Extracted records:
◇ ◇ ◇ ◇ ◇ ◇ ◇
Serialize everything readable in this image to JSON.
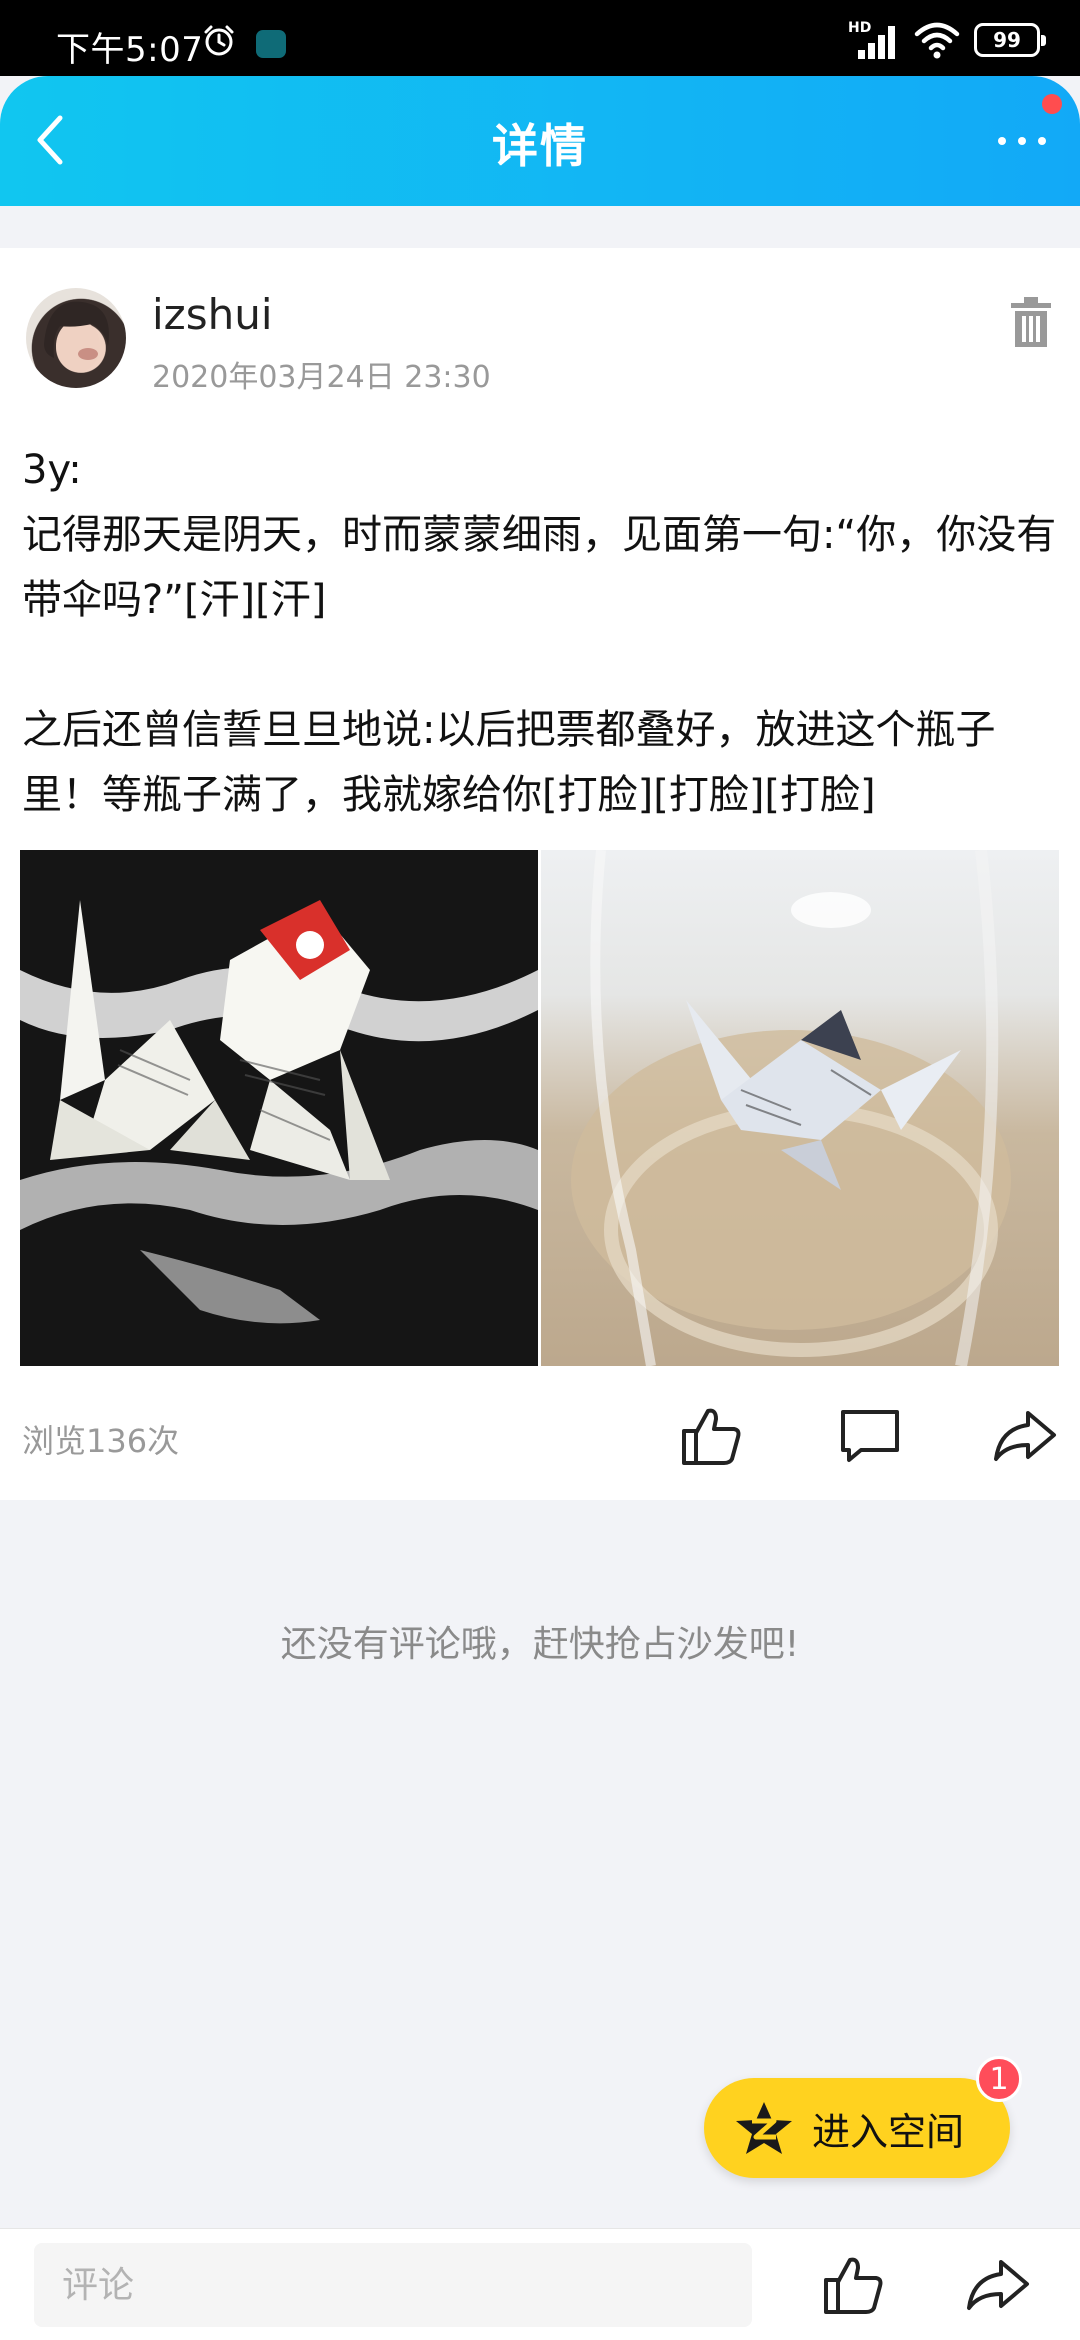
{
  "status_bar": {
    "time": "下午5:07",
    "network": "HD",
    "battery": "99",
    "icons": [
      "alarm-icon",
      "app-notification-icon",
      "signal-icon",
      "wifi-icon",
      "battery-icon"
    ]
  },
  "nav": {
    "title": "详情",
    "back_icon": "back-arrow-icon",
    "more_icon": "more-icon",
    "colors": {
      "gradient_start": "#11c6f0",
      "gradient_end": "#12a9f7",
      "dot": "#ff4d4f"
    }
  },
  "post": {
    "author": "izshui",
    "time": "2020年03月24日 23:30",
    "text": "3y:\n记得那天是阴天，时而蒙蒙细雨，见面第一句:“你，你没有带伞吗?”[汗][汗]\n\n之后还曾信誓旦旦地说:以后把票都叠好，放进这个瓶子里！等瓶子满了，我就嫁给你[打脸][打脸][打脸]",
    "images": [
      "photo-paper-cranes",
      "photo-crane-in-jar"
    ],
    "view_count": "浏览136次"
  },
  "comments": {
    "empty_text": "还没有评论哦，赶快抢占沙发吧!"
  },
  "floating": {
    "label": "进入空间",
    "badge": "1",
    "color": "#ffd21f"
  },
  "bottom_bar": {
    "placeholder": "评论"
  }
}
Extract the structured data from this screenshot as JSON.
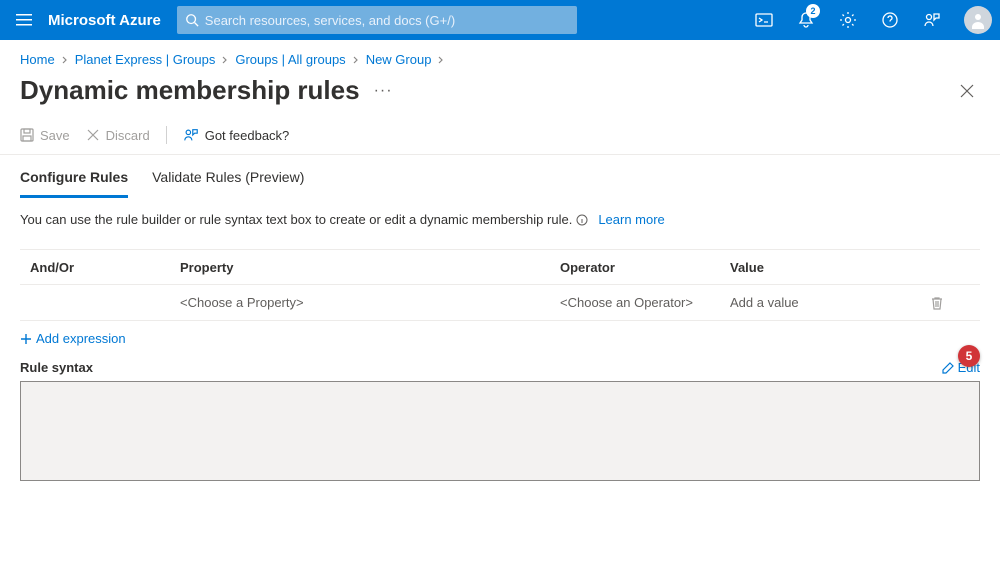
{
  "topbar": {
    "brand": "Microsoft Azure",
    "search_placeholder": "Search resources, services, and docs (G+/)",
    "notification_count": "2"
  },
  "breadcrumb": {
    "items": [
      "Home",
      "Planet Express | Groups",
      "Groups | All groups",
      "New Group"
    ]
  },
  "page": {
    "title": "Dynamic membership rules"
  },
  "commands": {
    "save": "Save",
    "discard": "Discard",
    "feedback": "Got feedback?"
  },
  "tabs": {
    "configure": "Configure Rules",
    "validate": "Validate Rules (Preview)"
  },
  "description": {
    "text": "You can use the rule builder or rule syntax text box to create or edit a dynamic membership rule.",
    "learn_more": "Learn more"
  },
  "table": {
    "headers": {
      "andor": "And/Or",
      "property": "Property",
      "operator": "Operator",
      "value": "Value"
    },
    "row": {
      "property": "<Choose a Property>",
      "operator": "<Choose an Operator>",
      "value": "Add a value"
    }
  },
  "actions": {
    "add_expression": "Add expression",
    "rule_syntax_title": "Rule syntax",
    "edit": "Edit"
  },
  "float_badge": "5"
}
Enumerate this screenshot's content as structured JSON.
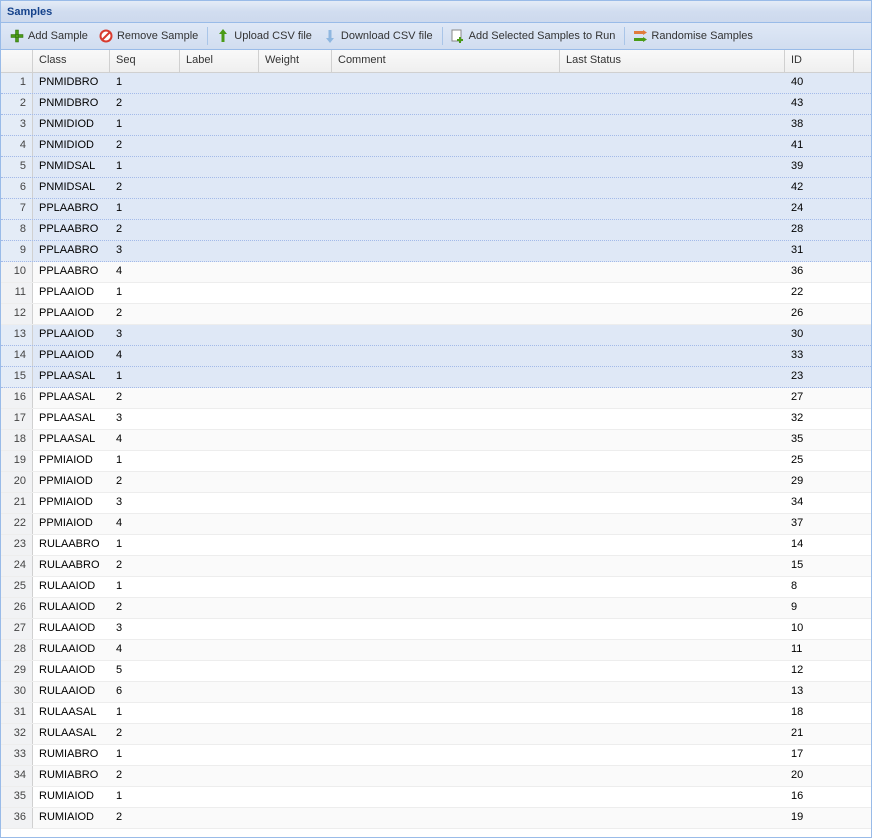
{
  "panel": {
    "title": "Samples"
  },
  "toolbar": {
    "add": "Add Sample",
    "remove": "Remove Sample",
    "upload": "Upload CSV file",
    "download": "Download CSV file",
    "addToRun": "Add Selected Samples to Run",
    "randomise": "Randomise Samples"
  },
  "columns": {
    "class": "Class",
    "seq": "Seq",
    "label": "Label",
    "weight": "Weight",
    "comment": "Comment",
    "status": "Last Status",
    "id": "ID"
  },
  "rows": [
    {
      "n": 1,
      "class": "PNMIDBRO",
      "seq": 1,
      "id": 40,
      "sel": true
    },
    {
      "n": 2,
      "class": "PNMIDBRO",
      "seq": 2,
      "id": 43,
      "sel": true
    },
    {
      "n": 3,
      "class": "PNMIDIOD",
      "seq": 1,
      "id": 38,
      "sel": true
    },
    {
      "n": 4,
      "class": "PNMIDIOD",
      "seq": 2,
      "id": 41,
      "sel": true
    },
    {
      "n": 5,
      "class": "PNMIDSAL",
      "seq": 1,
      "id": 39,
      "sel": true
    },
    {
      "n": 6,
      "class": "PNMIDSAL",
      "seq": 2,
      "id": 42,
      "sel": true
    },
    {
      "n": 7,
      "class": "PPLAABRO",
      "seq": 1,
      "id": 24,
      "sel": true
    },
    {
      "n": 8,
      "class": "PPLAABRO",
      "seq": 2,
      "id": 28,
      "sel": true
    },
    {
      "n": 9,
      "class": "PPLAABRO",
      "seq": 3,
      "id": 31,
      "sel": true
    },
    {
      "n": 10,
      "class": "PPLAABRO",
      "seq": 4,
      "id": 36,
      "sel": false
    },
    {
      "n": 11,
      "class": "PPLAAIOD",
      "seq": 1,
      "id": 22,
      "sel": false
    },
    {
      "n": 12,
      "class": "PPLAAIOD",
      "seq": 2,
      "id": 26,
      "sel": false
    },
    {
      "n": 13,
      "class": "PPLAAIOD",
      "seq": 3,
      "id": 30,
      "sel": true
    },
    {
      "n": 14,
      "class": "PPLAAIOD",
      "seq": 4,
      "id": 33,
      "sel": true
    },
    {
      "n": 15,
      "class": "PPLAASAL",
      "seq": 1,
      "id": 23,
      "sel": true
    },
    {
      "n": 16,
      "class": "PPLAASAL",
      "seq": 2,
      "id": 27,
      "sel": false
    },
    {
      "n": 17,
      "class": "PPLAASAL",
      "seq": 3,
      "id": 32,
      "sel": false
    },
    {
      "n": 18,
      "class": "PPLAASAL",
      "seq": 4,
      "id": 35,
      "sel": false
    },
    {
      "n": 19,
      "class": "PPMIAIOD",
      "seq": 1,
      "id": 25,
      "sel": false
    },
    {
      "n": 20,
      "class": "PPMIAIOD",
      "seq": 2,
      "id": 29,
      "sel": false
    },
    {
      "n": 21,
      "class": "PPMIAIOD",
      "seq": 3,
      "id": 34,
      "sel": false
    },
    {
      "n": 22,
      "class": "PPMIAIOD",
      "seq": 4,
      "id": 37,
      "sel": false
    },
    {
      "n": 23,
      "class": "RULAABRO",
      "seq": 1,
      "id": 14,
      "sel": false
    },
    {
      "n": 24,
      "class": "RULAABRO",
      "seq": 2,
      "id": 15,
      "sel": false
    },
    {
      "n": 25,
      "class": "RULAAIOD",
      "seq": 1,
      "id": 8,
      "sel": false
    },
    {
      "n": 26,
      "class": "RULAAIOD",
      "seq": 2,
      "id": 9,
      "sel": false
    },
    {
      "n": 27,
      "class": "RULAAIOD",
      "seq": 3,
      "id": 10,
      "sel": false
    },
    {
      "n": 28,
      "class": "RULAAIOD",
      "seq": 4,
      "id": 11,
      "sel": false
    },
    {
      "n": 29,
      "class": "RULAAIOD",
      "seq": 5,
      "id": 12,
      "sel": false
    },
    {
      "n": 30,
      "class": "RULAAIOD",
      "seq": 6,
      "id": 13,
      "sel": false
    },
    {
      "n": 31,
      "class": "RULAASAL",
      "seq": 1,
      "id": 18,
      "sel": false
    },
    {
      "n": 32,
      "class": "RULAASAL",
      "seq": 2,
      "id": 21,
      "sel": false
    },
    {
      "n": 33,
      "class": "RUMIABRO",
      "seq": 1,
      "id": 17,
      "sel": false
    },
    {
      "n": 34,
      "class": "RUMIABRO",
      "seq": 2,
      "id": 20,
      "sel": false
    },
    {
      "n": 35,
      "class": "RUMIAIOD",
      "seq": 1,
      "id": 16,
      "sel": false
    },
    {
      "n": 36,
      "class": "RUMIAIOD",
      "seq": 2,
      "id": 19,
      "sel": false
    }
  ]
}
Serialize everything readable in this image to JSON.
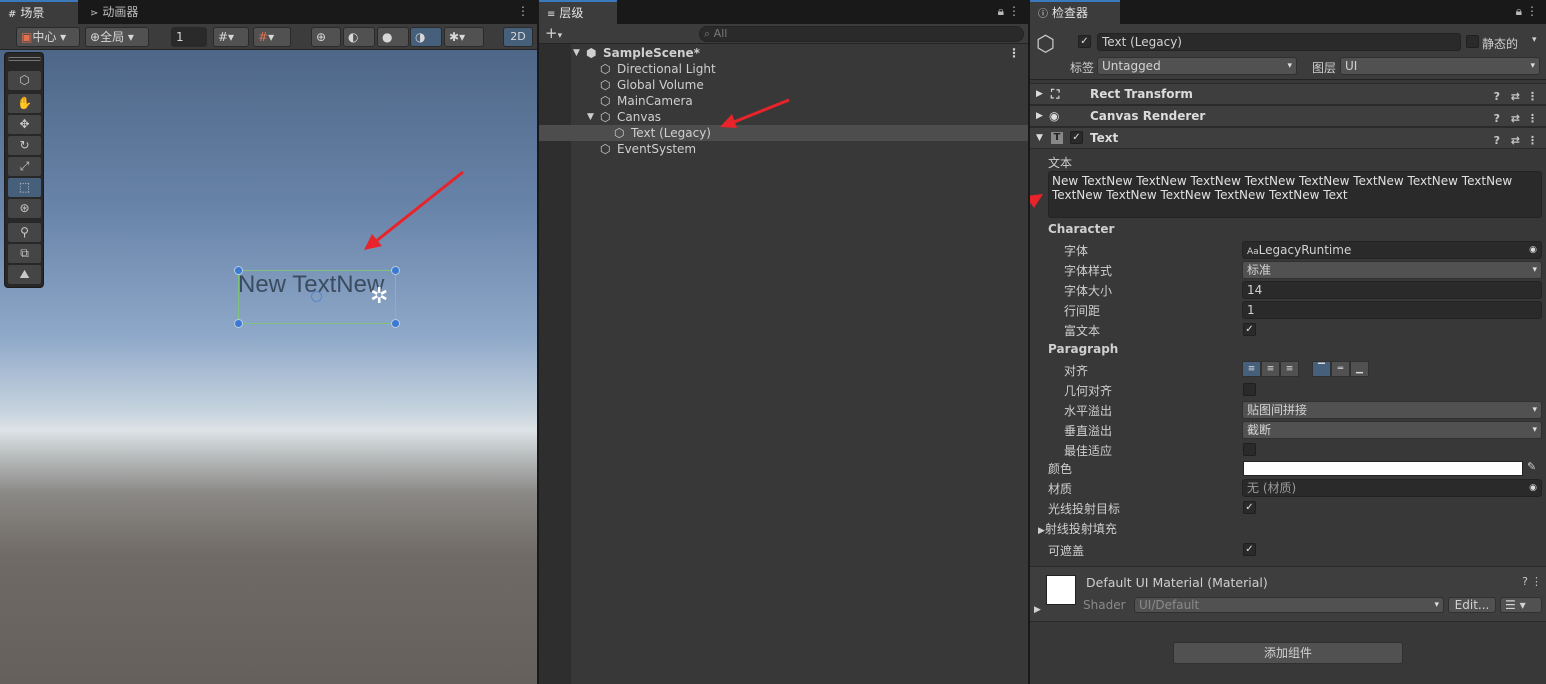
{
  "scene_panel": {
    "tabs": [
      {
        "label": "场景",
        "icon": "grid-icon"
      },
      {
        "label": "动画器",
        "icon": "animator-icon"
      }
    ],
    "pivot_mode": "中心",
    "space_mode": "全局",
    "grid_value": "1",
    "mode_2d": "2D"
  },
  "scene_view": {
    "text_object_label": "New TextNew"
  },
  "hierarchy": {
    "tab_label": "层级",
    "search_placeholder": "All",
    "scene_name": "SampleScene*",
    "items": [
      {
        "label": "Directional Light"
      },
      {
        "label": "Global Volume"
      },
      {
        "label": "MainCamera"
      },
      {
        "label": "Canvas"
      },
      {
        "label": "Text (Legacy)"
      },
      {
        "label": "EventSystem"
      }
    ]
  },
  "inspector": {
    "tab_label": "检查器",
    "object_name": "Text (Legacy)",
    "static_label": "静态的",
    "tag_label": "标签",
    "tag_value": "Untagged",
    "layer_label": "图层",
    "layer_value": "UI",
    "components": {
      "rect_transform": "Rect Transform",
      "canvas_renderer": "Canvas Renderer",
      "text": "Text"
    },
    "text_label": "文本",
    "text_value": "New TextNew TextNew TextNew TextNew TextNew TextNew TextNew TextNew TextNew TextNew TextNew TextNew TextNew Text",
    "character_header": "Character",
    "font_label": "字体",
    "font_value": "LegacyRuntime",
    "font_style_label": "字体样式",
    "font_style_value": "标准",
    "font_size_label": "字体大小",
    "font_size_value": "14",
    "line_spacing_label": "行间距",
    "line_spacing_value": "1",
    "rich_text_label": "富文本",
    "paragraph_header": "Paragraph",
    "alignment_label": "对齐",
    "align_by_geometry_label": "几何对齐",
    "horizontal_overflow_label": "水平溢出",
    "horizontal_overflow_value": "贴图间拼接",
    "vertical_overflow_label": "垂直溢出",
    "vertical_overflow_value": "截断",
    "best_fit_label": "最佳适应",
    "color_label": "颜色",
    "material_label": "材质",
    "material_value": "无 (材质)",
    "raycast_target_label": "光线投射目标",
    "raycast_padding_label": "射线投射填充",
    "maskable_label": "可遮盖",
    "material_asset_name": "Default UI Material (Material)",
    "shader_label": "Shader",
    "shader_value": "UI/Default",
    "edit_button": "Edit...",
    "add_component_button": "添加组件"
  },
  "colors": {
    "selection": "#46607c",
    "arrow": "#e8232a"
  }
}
◇ ◇ ◇ ◇ ◇ ◇ ◇
WHAT YOU WILL DO
List the lines of the records where "Choose" occurs.

RESULT
      "property": "<Choose a Property>",
      "operator": "<Choose an Operator>",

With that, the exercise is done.